WHAT YOU ARE ASKED TO DO → Write out all of the entries exactly, please.

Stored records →
++++++++++++++++++++

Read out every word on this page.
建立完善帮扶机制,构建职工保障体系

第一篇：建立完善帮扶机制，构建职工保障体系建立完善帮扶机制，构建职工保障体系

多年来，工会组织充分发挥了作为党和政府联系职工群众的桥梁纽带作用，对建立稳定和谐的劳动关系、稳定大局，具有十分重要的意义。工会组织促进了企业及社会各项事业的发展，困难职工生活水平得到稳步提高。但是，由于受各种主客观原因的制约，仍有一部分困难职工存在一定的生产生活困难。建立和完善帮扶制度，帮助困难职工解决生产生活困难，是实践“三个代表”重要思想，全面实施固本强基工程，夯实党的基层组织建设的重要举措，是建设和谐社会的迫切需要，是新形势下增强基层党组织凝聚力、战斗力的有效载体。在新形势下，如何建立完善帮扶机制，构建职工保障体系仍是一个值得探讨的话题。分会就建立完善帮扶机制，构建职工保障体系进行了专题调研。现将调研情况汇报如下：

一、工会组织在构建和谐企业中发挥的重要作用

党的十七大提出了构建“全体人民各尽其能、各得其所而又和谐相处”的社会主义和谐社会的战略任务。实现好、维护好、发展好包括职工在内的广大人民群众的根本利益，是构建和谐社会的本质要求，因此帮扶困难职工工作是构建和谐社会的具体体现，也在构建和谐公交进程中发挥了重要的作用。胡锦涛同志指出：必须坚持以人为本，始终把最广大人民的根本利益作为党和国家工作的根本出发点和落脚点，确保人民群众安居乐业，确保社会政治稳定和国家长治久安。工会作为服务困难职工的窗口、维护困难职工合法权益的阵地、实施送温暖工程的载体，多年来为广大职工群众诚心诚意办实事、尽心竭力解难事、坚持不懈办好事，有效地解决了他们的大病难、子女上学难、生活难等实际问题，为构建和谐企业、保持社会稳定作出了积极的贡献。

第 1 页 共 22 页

++++++++++++++++++++

OUTPUT →
Read out every word on this page.
建立完善帮扶机制,构建职工保障体系

第一篇：建立完善帮扶机制，构建职工保障体系建立完善帮扶机制，构建职工保障体系

多年来，工会组织充分发挥了作为党和政府联系职工群众的桥梁纽带作用，对建立稳定和谐的劳动关系、稳定大局，具有十分重要的意义。工会组织促进了企业及社会各项事业的发展，困难职工生活水平得到稳步提高。但是，由于受各种主客观原因的制约，仍有一部分困难职工存在一定的生产生活困难。建立和完善帮扶制度，帮助困难职工解决生产生活困难，是实践“三个代表”重要思想，全面实施固本强基工程，夯实党的基层组织建设的重要举措，是建设和谐社会的迫切需要，是新形势下增强基层党组织凝聚力、战斗力的有效载体。在新形势下，如何建立完善帮扶机制，构建职工保障体系仍是一个值得探讨的话题。分会就建立完善帮扶机制，构建职工保障体系进行了专题调研。现将调研情况汇报如下：

一、工会组织在构建和谐企业中发挥的重要作用

党的十七大提出了构建“全体人民各尽其能、各得其所而又和谐相处”的社会主义和谐社会的战略任务。实现好、维护好、发展好包括职工在内的广大人民群众的根本利益，是构建和谐社会的本质要求，因此帮扶困难职工工作是构建和谐社会的具体体现，也在构建和谐公交进程中发挥了重要的作用。胡锦涛同志指出：必须坚持以人为本，始终把最广大人民的根本利益作为党和国家工作的根本出发点和落脚点，确保人民群众安居乐业，确保社会政治稳定和国家长治久安。工会作为服务困难职工的窗口、维护困难职工合法权益的阵地、实施送温暖工程的载体，多年来为广大职工群众诚心诚意办实事、尽心竭力解难事、坚持不懈办好事，有效地解决了他们的大病难、子女上学难、生活难等实际问题，为构建和谐企业、保持社会稳定作出了积极的贡献。

第 1 页 共 22 页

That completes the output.